╭─ Stored records

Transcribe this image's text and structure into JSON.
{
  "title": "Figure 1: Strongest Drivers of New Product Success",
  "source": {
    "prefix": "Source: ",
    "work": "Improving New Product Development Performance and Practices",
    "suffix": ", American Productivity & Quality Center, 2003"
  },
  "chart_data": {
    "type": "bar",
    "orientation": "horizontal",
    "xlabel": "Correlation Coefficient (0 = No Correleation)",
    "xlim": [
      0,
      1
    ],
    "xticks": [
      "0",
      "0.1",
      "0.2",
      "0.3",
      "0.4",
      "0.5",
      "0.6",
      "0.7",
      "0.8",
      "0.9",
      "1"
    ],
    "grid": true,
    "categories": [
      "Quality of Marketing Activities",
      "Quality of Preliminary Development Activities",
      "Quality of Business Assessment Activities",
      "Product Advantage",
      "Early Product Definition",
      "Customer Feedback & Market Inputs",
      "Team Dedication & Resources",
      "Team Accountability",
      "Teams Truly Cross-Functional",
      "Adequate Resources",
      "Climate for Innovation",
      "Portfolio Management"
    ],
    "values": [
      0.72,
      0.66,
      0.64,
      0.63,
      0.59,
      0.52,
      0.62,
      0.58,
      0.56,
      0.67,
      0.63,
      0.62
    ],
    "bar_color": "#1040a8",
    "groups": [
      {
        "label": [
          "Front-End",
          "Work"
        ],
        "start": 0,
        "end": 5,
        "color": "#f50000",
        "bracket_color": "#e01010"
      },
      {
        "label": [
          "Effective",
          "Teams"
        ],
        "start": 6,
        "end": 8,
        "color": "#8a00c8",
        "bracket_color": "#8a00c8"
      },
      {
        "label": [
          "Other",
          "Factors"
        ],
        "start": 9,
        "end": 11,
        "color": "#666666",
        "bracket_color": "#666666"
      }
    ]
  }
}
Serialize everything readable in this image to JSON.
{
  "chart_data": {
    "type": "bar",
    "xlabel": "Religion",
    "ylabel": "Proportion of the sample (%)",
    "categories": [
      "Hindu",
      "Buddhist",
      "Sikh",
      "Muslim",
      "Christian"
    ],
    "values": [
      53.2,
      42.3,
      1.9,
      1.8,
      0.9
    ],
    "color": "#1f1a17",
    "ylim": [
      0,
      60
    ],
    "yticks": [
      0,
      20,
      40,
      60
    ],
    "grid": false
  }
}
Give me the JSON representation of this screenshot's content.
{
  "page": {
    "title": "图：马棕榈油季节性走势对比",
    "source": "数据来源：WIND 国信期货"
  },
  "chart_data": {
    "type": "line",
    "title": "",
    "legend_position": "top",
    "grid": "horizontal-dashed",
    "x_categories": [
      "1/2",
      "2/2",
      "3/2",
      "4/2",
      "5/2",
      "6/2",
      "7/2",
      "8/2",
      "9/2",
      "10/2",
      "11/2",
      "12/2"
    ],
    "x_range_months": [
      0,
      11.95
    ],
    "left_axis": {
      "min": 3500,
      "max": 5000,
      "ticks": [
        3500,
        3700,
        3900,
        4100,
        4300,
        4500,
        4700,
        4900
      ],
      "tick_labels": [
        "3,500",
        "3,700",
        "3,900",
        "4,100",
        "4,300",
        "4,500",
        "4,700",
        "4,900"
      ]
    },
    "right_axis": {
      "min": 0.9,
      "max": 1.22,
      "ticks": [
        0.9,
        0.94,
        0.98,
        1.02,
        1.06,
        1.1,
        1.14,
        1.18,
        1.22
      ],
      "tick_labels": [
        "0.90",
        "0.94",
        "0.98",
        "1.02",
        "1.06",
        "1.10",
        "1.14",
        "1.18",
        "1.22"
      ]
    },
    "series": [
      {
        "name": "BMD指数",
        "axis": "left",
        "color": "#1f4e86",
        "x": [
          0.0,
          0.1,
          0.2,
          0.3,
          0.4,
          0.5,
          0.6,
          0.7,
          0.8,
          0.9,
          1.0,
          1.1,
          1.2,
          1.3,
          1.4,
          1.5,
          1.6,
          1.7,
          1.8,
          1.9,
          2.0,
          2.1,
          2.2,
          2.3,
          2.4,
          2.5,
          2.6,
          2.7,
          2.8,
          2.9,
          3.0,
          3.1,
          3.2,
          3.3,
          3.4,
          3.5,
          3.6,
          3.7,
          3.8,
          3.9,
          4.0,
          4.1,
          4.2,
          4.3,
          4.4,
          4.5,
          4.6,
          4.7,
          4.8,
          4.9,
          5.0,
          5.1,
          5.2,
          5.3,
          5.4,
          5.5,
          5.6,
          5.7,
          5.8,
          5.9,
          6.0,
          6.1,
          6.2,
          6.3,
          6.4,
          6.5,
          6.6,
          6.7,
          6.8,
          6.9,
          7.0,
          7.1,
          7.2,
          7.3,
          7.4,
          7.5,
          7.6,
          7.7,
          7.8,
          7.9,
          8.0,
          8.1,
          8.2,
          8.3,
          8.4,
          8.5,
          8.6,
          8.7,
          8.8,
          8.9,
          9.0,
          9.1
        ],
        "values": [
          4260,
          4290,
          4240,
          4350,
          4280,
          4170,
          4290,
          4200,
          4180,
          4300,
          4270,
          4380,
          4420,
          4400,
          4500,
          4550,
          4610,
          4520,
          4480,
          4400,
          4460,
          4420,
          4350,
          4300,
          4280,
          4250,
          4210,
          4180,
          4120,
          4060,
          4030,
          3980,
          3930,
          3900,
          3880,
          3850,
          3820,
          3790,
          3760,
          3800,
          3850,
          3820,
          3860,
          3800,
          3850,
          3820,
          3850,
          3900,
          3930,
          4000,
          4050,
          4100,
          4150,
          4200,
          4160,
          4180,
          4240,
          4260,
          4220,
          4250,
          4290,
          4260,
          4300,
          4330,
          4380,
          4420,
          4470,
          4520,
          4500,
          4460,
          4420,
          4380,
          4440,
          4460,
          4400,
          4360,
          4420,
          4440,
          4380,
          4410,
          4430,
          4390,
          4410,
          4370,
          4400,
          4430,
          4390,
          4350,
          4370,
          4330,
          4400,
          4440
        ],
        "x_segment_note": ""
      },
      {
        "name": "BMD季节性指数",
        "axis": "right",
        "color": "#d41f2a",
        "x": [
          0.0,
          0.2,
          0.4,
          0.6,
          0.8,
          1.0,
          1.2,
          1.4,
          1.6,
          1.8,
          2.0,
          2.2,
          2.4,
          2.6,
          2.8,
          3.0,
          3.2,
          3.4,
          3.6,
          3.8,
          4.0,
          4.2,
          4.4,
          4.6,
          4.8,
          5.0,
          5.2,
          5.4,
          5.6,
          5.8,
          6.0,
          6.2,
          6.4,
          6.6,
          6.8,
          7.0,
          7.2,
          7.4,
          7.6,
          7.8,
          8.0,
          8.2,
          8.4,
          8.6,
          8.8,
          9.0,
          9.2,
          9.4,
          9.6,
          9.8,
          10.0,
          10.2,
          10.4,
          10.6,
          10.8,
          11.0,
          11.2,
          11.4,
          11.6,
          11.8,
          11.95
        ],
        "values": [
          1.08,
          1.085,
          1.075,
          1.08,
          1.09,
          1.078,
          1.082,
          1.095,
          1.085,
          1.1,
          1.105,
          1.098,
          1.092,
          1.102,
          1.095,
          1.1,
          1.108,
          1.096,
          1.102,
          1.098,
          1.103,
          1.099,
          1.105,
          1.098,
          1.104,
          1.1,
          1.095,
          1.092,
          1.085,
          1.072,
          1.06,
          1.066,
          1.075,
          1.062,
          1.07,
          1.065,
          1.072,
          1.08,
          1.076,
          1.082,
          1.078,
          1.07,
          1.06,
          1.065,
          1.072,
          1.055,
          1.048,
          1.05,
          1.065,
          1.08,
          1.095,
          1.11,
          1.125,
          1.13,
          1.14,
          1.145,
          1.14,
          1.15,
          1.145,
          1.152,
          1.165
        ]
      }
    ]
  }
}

╰─

To be done
Gather each line from the entries above that includes the word "Teams".

Response to the exercise
      "Teams Truly Cross-Functional",
          "Teams"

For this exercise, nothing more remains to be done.